Every line that includes the word "solução" is to be listed.
----------------------------------------
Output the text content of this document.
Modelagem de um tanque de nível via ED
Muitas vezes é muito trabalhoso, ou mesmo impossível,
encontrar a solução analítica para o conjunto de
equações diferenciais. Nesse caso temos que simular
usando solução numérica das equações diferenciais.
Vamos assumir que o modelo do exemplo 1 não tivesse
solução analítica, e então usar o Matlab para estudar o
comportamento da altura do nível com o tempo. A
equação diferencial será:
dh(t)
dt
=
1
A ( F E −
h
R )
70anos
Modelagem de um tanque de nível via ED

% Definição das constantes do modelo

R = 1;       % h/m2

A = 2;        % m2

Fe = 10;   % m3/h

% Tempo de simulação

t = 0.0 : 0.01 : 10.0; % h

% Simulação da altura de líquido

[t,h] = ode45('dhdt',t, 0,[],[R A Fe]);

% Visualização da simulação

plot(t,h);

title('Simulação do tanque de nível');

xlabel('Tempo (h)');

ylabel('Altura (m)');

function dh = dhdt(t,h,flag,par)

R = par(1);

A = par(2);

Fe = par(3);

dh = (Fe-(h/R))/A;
----------------------------------------
__Complete output__:
encontrar a solução analítica para o conjunto de
usando solução numérica das equações diferenciais.
solução analítica, e então usar o Matlab para estudar o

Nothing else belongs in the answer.